[START OF Entries provided]

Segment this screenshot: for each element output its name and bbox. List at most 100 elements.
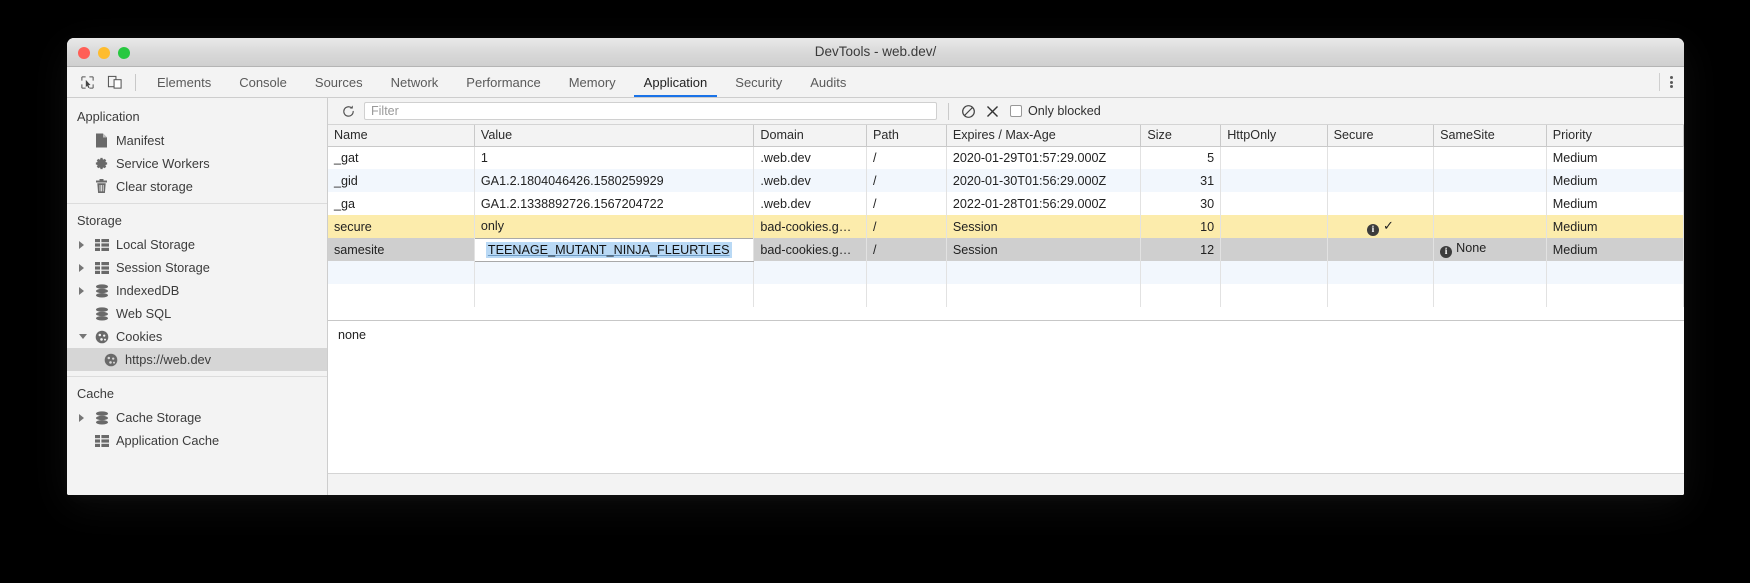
cell-empty[interactable]	[1433, 261, 1547, 284]
cell-path[interactable]: /	[866, 192, 947, 215]
cell-secure[interactable]	[1327, 238, 1435, 261]
col-header-httponly[interactable]: HttpOnly	[1220, 125, 1328, 147]
cell-value[interactable]: only	[474, 215, 755, 238]
cell-empty[interactable]	[1140, 261, 1222, 284]
close-icon[interactable]	[980, 105, 1004, 118]
cell-empty[interactable]	[328, 261, 475, 284]
sidebar-item-web-sql[interactable]: Web SQL	[67, 302, 327, 325]
cell-secure[interactable]	[1327, 169, 1435, 192]
cell-samesite[interactable]: i None	[1433, 238, 1547, 261]
cell-empty[interactable]	[1140, 284, 1222, 307]
sidebar-item-indexeddb[interactable]: IndexedDB	[67, 279, 327, 302]
sidebar-item-local-storage[interactable]: Local Storage	[67, 233, 327, 256]
sidebar-item-session-storage[interactable]: Session Storage	[67, 256, 327, 279]
cell-empty[interactable]	[753, 284, 867, 307]
cell-priority[interactable]: Medium	[1546, 215, 1684, 238]
tab-sources[interactable]: Sources	[301, 67, 377, 97]
twisty-right-icon[interactable]	[79, 240, 92, 249]
twisty-right-icon[interactable]	[79, 286, 92, 295]
cell-empty[interactable]	[1327, 284, 1435, 307]
cell-path[interactable]: /	[866, 169, 947, 192]
clear-all-cookies-icon[interactable]	[956, 104, 980, 119]
cell-domain[interactable]: .web.dev	[753, 192, 867, 215]
cell-size[interactable]: 12	[1140, 238, 1222, 261]
cell-name[interactable]: _gid	[328, 169, 475, 192]
table-row[interactable]: _gat 1 .web.dev/2020-01-29T01:57:29.000Z 5 M…	[328, 146, 1684, 169]
tab-audits[interactable]: Audits	[796, 67, 860, 97]
checkbox-box[interactable]	[1010, 105, 1022, 117]
col-header-value[interactable]: Value	[474, 125, 755, 147]
cookies-table-container[interactable]: Name Value Domain Path Expires / Max-Age…	[328, 125, 1684, 321]
cell-empty[interactable]	[946, 284, 1142, 307]
cell-empty[interactable]	[474, 261, 755, 284]
cell-domain[interactable]: .web.dev	[753, 169, 867, 192]
more-options-icon[interactable]	[1659, 73, 1684, 91]
cell-httponly[interactable]	[1220, 238, 1328, 261]
info-icon[interactable]: i	[1366, 223, 1379, 236]
cell-empty[interactable]	[1546, 261, 1684, 284]
cell-empty[interactable]	[1220, 261, 1328, 284]
table-row[interactable]: secure only bad-cookies.g… / Session 10 i ✓ Medi…	[328, 215, 1684, 238]
cell-samesite[interactable]	[1433, 192, 1547, 215]
col-header-secure[interactable]: Secure	[1327, 125, 1435, 147]
cell-empty[interactable]	[1327, 261, 1435, 284]
cell-empty[interactable]	[474, 284, 755, 307]
cell-secure[interactable]	[1327, 192, 1435, 215]
cell-secure[interactable]: i ✓	[1327, 215, 1435, 238]
table-row-empty[interactable]	[328, 261, 1684, 284]
refresh-icon[interactable]	[336, 104, 360, 119]
col-header-expires[interactable]: Expires / Max-Age	[946, 125, 1142, 147]
cell-samesite[interactable]	[1433, 215, 1547, 238]
cell-secure[interactable]	[1327, 146, 1435, 169]
cell-value-editing[interactable]: TEENAGE_MUTANT_NINJA_FLEURTLES	[473, 237, 755, 262]
col-header-name[interactable]: Name	[328, 125, 475, 147]
cell-httponly[interactable]	[1220, 146, 1328, 169]
device-toolbar-icon[interactable]	[101, 67, 128, 97]
cell-domain[interactable]: bad-cookies.g…	[753, 238, 867, 261]
cell-httponly[interactable]	[1220, 169, 1328, 192]
cell-path[interactable]: /	[866, 238, 947, 261]
cell-name[interactable]: _gat	[328, 146, 475, 169]
cell-size[interactable]: 10	[1140, 215, 1222, 238]
col-header-size[interactable]: Size	[1140, 125, 1222, 147]
cell-size[interactable]: 5	[1140, 146, 1222, 169]
cell-name[interactable]: secure	[328, 215, 475, 238]
filter-input[interactable]	[364, 102, 937, 120]
table-row[interactable]: _gid GA1.2.1804046426.1580259929 .web.dev /…	[328, 169, 1684, 192]
cell-priority[interactable]: Medium	[1546, 146, 1684, 169]
cell-empty[interactable]	[866, 261, 947, 284]
cell-name[interactable]: samesite	[328, 238, 475, 261]
cell-value-selected-text[interactable]: TEENAGE_MUTANT_NINJA_FLEURTLES	[485, 241, 732, 258]
cell-expires[interactable]: 2022-01-28T01:56:29.000Z	[946, 192, 1142, 215]
only-blocked-checkbox[interactable]: Only blocked	[1010, 104, 1101, 118]
table-row-empty[interactable]	[328, 284, 1684, 307]
sidebar-item-cache-storage[interactable]: Cache Storage	[67, 406, 327, 429]
cell-domain[interactable]: bad-cookies.g…	[753, 215, 867, 238]
cell-empty[interactable]	[946, 261, 1142, 284]
cell-empty[interactable]	[1433, 284, 1547, 307]
cell-name[interactable]: _ga	[328, 192, 475, 215]
cell-expires[interactable]: Session	[946, 215, 1142, 238]
cell-domain[interactable]: .web.dev	[753, 146, 867, 169]
sidebar-item-cookies[interactable]: Cookies	[67, 325, 327, 348]
tab-network[interactable]: Network	[377, 67, 453, 97]
info-icon[interactable]: i	[1440, 246, 1453, 258]
tab-performance[interactable]: Performance	[452, 67, 554, 97]
twisty-down-icon[interactable]	[79, 334, 92, 339]
cell-httponly[interactable]	[1220, 192, 1328, 215]
cell-value[interactable]: GA1.2.1338892726.1567204722	[474, 192, 755, 215]
cell-path[interactable]: /	[866, 146, 947, 169]
twisty-right-icon[interactable]	[79, 263, 92, 272]
col-header-path[interactable]: Path	[866, 125, 947, 147]
cell-expires[interactable]: Session	[946, 238, 1142, 261]
col-header-samesite[interactable]: SameSite	[1433, 125, 1547, 147]
cell-httponly[interactable]	[1220, 215, 1328, 238]
tab-memory[interactable]: Memory	[555, 67, 630, 97]
twisty-right-icon[interactable]	[79, 413, 92, 422]
cell-empty[interactable]	[328, 284, 475, 307]
sidebar-item-clear-storage[interactable]: Clear storage	[67, 175, 327, 198]
sidebar-item-manifest[interactable]: Manifest	[67, 129, 327, 152]
cell-size[interactable]: 31	[1140, 169, 1222, 192]
cell-empty[interactable]	[753, 261, 867, 284]
cell-priority[interactable]: Medium	[1546, 169, 1684, 192]
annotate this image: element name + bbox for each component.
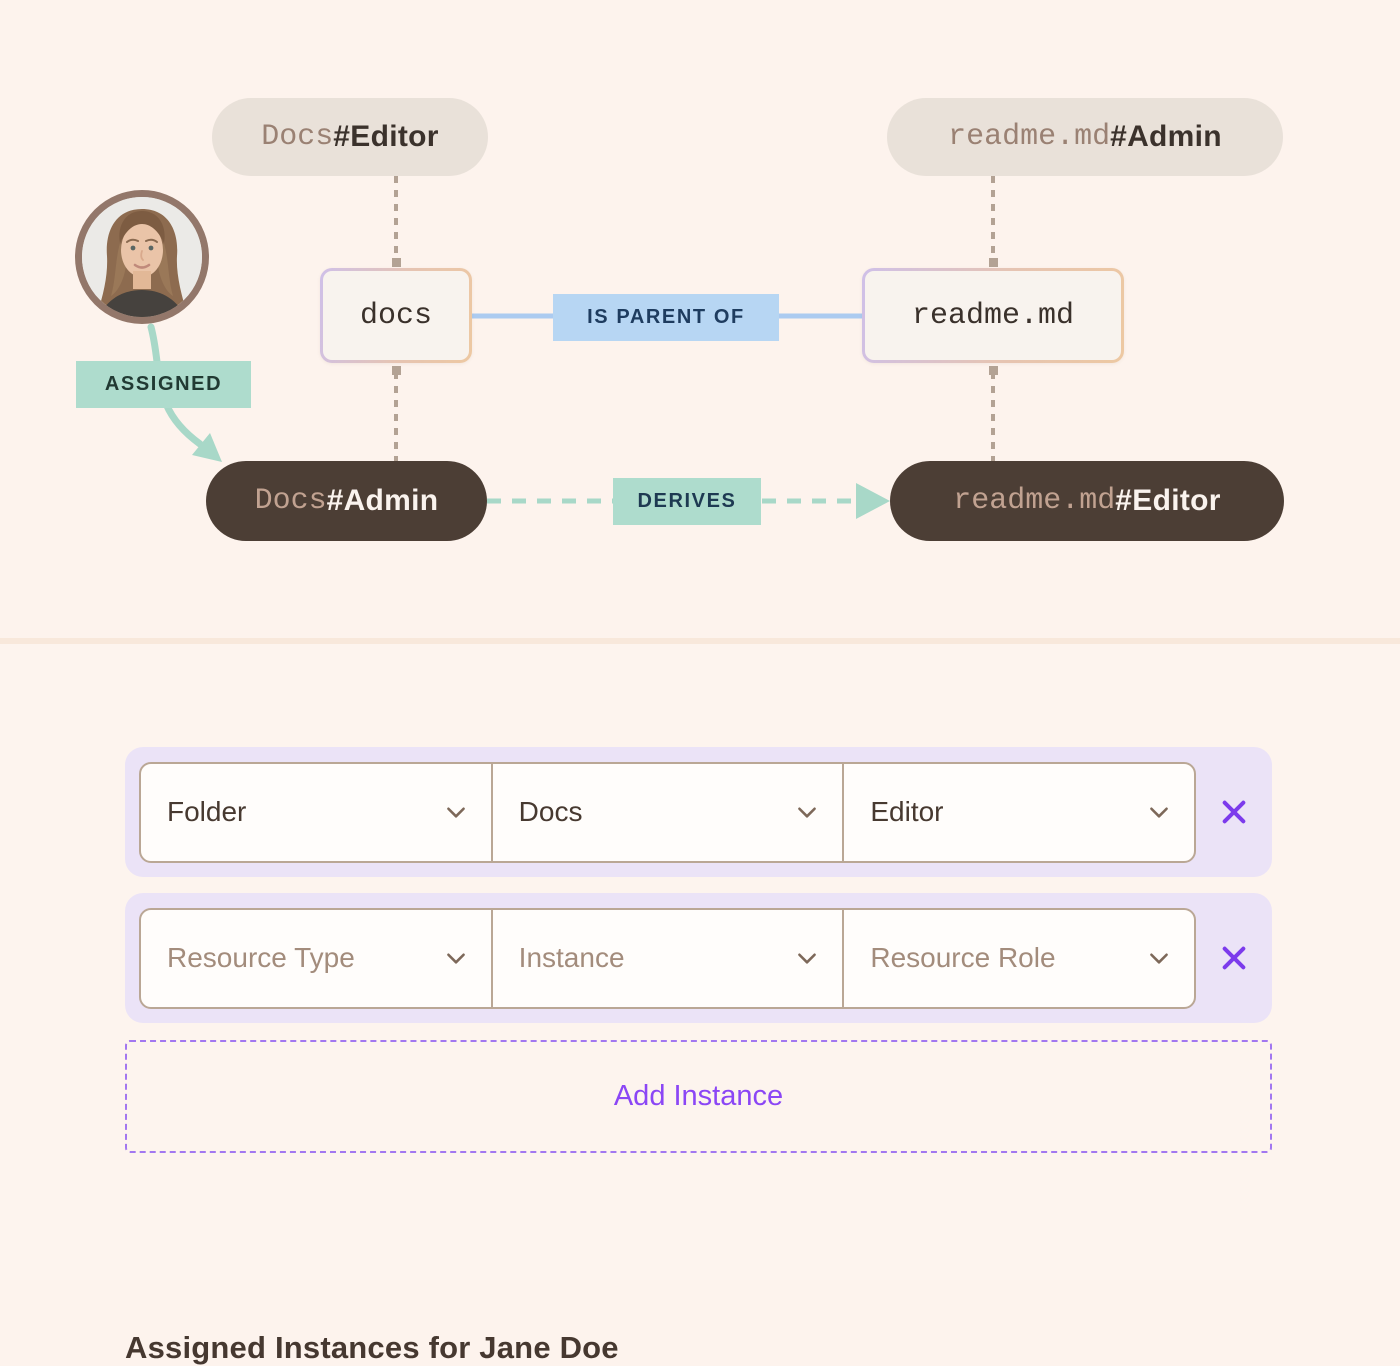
relation-object: readme.md	[948, 120, 1110, 154]
relation-object: readme.md	[953, 484, 1115, 518]
select-placeholder: Instance	[519, 942, 625, 974]
relation-role: #Editor	[333, 120, 438, 154]
node-docs[interactable]: docs	[320, 268, 472, 363]
remove-row-button[interactable]	[1196, 908, 1272, 1009]
instance-select[interactable]: Docs	[491, 762, 845, 863]
chevron-down-icon	[1146, 799, 1172, 825]
resource-type-select[interactable]: Folder	[139, 762, 493, 863]
edge-label-assigned: ASSIGNED	[76, 361, 251, 408]
select-placeholder: Resource Role	[870, 942, 1055, 974]
assignment-selects: Resource Type Instance Resource Role	[139, 908, 1196, 1009]
port-handle	[989, 258, 998, 267]
permissions-diagram: Docs#Editor readme.md#Admin docs readme.…	[0, 0, 1400, 641]
node-docs-label: docs	[323, 271, 469, 360]
relation-pill-docs-admin[interactable]: Docs#Admin	[206, 461, 487, 541]
select-placeholder: Resource Type	[167, 942, 355, 974]
edge-label-derives: DERIVES	[613, 478, 761, 525]
remove-row-button[interactable]	[1196, 762, 1272, 863]
relation-pill-readme-editor[interactable]: readme.md#Editor	[890, 461, 1284, 541]
chevron-down-icon	[1146, 945, 1172, 971]
woman-portrait-icon	[82, 197, 202, 317]
add-instance-button[interactable]: Add Instance	[125, 1040, 1272, 1153]
relation-role: #Editor	[1115, 484, 1220, 518]
assignment-row-empty: Resource Type Instance Resource Role	[125, 893, 1272, 1023]
node-readme-label: readme.md	[865, 271, 1121, 360]
select-value: Docs	[519, 796, 583, 828]
panel-title: Assigned Instances for Jane Doe	[125, 1330, 619, 1366]
port-handle	[392, 366, 401, 375]
resource-role-select[interactable]: Resource Role	[842, 908, 1196, 1009]
relation-pill-readme-admin[interactable]: readme.md#Admin	[887, 98, 1283, 176]
select-value: Folder	[167, 796, 246, 828]
relation-object: Docs	[261, 120, 333, 154]
resource-type-select[interactable]: Resource Type	[139, 908, 493, 1009]
assignment-selects: Folder Docs Editor	[139, 762, 1196, 863]
instance-select[interactable]: Instance	[491, 908, 845, 1009]
resource-role-select[interactable]: Editor	[842, 762, 1196, 863]
chevron-down-icon	[794, 799, 820, 825]
select-value: Editor	[870, 796, 943, 828]
jane-doe-avatar[interactable]	[75, 190, 209, 324]
edge-label-is-parent-of: IS PARENT OF	[553, 294, 779, 341]
chevron-down-icon	[443, 799, 469, 825]
assigned-instances-panel: Assigned Instances for Jane Doe Folder D…	[0, 644, 1400, 1280]
close-icon	[1218, 796, 1250, 828]
relation-object: Docs	[255, 484, 327, 518]
chevron-down-icon	[443, 945, 469, 971]
relation-role: #Admin	[327, 484, 439, 518]
port-handle	[989, 366, 998, 375]
port-handle	[392, 258, 401, 267]
assignment-row-filled: Folder Docs Editor	[125, 747, 1272, 877]
relation-role: #Admin	[1110, 120, 1222, 154]
node-readme[interactable]: readme.md	[862, 268, 1124, 363]
relation-pill-docs-editor[interactable]: Docs#Editor	[212, 98, 488, 176]
derives-arrowhead-icon	[856, 483, 890, 519]
close-icon	[1218, 942, 1250, 974]
chevron-down-icon	[794, 945, 820, 971]
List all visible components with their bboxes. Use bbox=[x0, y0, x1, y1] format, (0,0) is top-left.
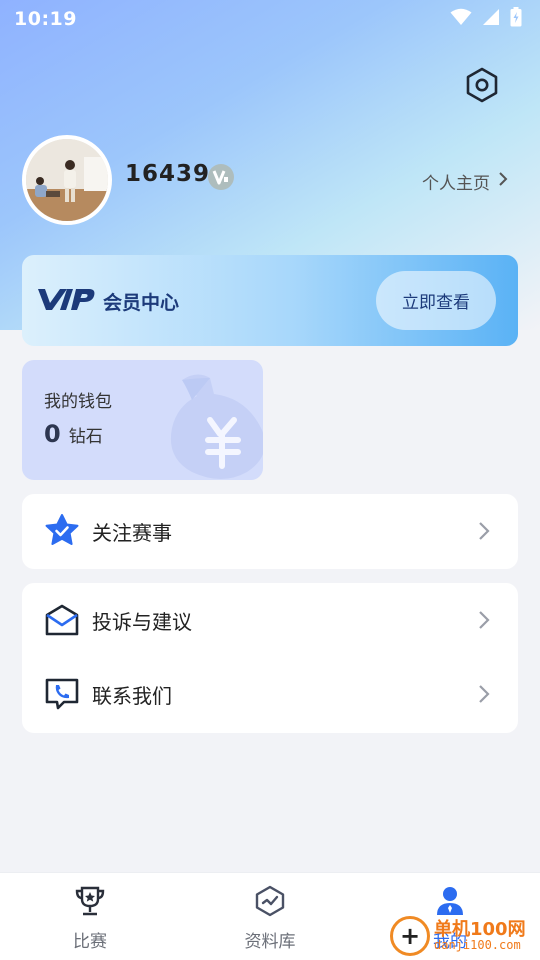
watermark-text: 单机100网 danji100.com bbox=[434, 918, 526, 953]
follow-card: 关注赛事 bbox=[22, 494, 518, 569]
settings-button[interactable] bbox=[462, 66, 502, 108]
status-icons bbox=[450, 7, 522, 31]
chevron-right-icon bbox=[478, 684, 490, 708]
watermark: + 单机100网 danji100.com bbox=[390, 912, 540, 960]
star-check-icon bbox=[44, 513, 80, 549]
homepage-label: 个人主页 bbox=[422, 174, 490, 194]
menu-item-feedback[interactable]: 投诉与建议 bbox=[22, 583, 518, 657]
wallet-unit: 钻石 bbox=[68, 427, 103, 447]
wallet-card[interactable]: 我的钱包 0 钻石 bbox=[22, 360, 263, 480]
homepage-link[interactable]: 个人主页 bbox=[422, 169, 508, 194]
menu-item-contact[interactable]: 联系我们 bbox=[22, 657, 518, 731]
watermark-line1: 单机100网 bbox=[434, 918, 526, 940]
avatar[interactable] bbox=[22, 135, 112, 225]
watermark-logo-icon: + bbox=[390, 916, 430, 956]
mail-icon bbox=[44, 602, 80, 638]
support-card: 投诉与建议 联系我们 bbox=[22, 583, 518, 733]
menu-label-feedback: 投诉与建议 bbox=[92, 609, 192, 634]
tab-library[interactable]: 资料库 bbox=[210, 885, 330, 952]
vip-view-button[interactable]: 立即查看 bbox=[376, 271, 496, 330]
verified-badge-icon bbox=[208, 164, 234, 190]
wallet-amount: 0 bbox=[44, 420, 61, 448]
tab-matches[interactable]: 比赛 bbox=[30, 885, 150, 952]
library-icon bbox=[254, 885, 286, 921]
username: 16439 bbox=[125, 161, 211, 187]
vip-card[interactable]: 会员中心 立即查看 bbox=[22, 255, 518, 346]
vip-title: 会员中心 bbox=[103, 292, 180, 314]
signal-icon bbox=[482, 8, 500, 30]
status-bar: 10:19 bbox=[0, 0, 540, 38]
menu-label-follow: 关注赛事 bbox=[92, 520, 172, 545]
wallet-title: 我的钱包 bbox=[44, 392, 112, 412]
battery-icon bbox=[510, 7, 522, 31]
chevron-right-icon bbox=[478, 521, 490, 545]
chevron-right-icon bbox=[498, 171, 508, 192]
tab-label-matches: 比赛 bbox=[73, 932, 107, 952]
chevron-right-icon bbox=[478, 610, 490, 634]
vip-logo bbox=[36, 285, 96, 317]
profile-section: 16439 个人主页 bbox=[22, 135, 518, 225]
menu-label-contact: 联系我们 bbox=[92, 683, 172, 708]
phone-chat-icon bbox=[44, 676, 80, 712]
menu-item-follow[interactable]: 关注赛事 bbox=[22, 494, 518, 568]
wifi-icon bbox=[450, 8, 472, 30]
money-bag-icon bbox=[152, 368, 263, 480]
watermark-line2: danji100.com bbox=[434, 938, 521, 953]
status-time: 10:19 bbox=[14, 8, 77, 30]
wallet-balance: 0 钻石 bbox=[44, 420, 103, 448]
gear-icon bbox=[465, 67, 499, 107]
tab-label-library: 资料库 bbox=[244, 932, 296, 952]
trophy-icon bbox=[74, 885, 106, 921]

[END OF Entries provided]

* [Brief]
Could you format the lines of the data above, starting at the line that contains "261, 1547, 284]" and ending at the line that contains "238, 1222, 261]", as a numbered list, with both of those lines included and any blank lines left out?

* [Complete output]
1. cell-empty[interactable]	[1433, 261, 1547, 284]
2. cell-path[interactable]: /	[866, 192, 947, 215]
3. cell-secure[interactable]	[1327, 238, 1435, 261]
4. col-header-httponly[interactable]: HttpOnly	[1220, 125, 1328, 147]
5. cell-value[interactable]: only	[474, 215, 755, 238]
6. cell-empty[interactable]	[1140, 261, 1222, 284]
7. close-icon[interactable]	[980, 105, 1004, 118]
8. cell-empty[interactable]	[328, 261, 475, 284]
9. sidebar-item-web-sql[interactable]: Web SQL	[67, 302, 327, 325]
10. cell-secure[interactable]	[1327, 169, 1435, 192]
11. cell-samesite[interactable]: i None	[1433, 238, 1547, 261]
12. cell-empty[interactable]	[1140, 284, 1222, 307]
13. sidebar-item-indexeddb[interactable]: IndexedDB	[67, 279, 327, 302]
14. sidebar-item-local-storage[interactable]: Local Storage	[67, 233, 327, 256]
15. sidebar-item-session-storage[interactable]: Session Storage	[67, 256, 327, 279]
16. cell-empty[interactable]	[753, 284, 867, 307]
17. cell-priority[interactable]: Medium	[1546, 215, 1684, 238]
18. tab-sources[interactable]: Sources	[301, 67, 377, 97]
19. twisty-right-icon[interactable]	[79, 240, 92, 249]
20. twisty-right-icon[interactable]	[79, 286, 92, 295]
21. cell-empty[interactable]	[1327, 284, 1435, 307]
22. cell-path[interactable]: /	[866, 169, 947, 192]
23. clear-all-cookies-icon[interactable]	[956, 104, 980, 119]
24. cell-domain[interactable]: .web.dev	[753, 192, 867, 215]
25. cell-size[interactable]: 12	[1140, 238, 1222, 261]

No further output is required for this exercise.